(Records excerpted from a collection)
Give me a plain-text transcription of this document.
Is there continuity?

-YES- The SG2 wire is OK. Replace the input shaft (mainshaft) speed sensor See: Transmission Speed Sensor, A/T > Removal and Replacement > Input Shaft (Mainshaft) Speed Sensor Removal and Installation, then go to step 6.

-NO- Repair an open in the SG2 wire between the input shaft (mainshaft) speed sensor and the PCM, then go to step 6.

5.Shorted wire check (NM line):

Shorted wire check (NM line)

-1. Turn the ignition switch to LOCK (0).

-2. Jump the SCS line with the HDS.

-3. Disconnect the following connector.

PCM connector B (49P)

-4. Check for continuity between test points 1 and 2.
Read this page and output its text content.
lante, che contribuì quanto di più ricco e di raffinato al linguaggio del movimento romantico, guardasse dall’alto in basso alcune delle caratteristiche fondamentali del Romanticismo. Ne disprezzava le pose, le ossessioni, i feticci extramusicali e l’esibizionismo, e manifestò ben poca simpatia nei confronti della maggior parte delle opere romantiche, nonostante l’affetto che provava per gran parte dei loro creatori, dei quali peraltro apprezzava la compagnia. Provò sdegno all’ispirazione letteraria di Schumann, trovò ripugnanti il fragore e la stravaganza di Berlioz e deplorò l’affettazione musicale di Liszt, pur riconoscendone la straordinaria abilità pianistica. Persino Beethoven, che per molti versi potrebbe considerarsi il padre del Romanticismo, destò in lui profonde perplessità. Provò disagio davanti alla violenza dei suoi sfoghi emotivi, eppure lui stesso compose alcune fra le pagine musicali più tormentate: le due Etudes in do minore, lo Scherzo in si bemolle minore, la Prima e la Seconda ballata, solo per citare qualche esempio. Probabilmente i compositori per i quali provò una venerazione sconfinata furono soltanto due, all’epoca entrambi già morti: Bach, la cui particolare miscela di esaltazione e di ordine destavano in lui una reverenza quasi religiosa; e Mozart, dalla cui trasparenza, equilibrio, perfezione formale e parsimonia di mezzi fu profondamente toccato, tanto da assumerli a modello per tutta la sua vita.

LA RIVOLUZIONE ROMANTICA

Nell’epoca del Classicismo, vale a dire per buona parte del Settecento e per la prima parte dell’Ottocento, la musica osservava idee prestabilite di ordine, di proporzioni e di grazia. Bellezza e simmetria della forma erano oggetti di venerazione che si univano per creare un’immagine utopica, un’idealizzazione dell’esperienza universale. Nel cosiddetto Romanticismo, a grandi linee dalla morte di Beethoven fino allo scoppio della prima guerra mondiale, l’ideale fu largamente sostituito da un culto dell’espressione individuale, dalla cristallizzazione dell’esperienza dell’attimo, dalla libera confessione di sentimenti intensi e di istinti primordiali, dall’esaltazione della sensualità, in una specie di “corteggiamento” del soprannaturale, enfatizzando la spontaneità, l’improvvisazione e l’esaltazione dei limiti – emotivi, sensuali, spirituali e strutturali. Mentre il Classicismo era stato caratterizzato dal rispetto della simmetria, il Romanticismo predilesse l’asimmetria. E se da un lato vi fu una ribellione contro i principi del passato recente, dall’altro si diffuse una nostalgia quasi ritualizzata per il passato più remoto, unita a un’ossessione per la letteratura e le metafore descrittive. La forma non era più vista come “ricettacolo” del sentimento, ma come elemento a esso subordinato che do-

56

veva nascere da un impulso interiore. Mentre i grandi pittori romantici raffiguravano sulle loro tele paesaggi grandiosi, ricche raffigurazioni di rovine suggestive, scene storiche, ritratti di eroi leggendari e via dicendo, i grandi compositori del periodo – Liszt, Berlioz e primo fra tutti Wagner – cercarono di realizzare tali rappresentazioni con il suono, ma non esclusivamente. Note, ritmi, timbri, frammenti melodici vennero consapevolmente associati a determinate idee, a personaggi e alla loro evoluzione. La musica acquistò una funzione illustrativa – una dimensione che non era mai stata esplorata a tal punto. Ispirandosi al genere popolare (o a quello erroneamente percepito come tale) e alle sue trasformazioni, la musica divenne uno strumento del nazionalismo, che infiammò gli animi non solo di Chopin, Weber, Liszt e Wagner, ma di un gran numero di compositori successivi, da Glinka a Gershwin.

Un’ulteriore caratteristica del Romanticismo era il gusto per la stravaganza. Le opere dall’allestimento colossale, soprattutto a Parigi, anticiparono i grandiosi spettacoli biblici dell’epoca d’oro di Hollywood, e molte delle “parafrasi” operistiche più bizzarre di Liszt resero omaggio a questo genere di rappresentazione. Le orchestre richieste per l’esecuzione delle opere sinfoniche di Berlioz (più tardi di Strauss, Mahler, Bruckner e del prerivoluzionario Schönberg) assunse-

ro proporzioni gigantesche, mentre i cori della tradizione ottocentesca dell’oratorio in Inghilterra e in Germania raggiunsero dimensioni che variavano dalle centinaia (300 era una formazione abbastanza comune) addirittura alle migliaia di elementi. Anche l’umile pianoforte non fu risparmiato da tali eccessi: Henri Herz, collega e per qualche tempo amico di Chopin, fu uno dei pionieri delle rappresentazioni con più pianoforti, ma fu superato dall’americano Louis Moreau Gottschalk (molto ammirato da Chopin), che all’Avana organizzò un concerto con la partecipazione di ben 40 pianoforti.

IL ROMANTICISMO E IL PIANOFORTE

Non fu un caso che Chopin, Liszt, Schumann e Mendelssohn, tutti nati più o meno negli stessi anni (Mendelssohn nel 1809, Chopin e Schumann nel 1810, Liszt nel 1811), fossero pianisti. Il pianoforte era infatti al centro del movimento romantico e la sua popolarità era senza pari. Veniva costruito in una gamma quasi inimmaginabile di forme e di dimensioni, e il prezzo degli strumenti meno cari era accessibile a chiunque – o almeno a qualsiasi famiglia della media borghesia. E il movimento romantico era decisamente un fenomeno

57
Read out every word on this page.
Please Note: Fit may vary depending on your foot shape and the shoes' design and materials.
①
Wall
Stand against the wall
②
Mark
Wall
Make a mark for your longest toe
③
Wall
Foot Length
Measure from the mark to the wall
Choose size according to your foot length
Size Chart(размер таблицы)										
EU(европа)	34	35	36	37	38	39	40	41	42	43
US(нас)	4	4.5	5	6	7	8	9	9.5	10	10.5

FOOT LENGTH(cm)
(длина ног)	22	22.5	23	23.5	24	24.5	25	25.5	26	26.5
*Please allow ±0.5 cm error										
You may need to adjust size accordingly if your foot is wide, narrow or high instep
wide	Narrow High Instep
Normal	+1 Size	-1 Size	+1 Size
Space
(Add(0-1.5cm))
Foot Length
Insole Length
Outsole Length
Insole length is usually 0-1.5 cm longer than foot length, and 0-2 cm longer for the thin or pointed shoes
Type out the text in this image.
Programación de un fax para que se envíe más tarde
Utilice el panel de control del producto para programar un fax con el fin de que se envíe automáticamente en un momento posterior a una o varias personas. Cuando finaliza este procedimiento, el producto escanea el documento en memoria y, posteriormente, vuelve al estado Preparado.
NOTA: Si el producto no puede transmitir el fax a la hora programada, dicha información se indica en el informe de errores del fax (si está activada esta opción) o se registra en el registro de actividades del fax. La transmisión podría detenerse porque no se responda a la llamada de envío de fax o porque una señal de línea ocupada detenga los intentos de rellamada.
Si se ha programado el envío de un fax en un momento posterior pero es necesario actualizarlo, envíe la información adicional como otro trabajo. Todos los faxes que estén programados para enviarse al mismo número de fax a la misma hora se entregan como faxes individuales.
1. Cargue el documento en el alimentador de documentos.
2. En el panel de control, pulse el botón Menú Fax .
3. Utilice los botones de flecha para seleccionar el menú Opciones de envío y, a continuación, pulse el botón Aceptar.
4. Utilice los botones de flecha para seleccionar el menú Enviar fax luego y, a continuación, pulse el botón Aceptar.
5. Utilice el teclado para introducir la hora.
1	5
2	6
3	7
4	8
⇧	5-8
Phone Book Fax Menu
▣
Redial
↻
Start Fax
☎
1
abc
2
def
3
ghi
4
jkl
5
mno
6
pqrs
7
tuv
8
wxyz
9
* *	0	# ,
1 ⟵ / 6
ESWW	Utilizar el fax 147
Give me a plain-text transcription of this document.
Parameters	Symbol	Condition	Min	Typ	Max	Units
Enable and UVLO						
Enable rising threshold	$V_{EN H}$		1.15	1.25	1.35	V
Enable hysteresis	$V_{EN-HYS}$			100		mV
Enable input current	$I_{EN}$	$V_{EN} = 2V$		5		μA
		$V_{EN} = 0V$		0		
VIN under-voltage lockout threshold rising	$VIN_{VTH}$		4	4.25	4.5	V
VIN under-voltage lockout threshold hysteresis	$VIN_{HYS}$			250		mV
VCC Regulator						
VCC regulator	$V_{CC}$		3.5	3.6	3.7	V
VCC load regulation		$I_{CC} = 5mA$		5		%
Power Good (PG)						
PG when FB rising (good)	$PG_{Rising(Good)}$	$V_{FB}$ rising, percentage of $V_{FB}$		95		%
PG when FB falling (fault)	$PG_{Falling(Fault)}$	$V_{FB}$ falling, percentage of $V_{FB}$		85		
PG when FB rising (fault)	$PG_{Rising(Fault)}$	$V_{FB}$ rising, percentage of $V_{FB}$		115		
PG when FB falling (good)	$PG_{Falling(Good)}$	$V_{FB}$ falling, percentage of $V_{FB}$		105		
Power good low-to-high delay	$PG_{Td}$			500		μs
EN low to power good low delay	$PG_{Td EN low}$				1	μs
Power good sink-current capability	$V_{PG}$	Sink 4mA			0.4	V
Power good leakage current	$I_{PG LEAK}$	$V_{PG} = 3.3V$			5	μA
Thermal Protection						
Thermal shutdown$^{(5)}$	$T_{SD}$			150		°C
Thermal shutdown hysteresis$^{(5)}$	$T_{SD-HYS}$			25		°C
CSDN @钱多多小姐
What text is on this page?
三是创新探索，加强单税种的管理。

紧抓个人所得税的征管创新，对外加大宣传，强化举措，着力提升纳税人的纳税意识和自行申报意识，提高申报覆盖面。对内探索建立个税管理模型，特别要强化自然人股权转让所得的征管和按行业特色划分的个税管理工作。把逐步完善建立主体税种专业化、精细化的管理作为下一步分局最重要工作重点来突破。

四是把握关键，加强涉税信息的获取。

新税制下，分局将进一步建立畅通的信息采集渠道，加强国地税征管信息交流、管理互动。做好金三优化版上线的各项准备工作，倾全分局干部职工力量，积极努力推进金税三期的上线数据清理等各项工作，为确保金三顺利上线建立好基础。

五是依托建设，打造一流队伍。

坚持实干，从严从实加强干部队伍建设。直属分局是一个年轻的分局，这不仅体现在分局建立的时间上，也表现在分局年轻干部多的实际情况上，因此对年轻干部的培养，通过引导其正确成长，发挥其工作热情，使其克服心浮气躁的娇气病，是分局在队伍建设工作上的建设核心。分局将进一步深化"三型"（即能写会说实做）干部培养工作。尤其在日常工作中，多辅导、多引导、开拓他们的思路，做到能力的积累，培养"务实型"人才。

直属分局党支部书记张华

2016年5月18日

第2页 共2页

__EXERCISE REQUIREMENTS__
Pull out all lines of the data with the string "Shorted".

__THE SOLUTION__
5.Shorted wire check (NM line):
Shorted wire check (NM line)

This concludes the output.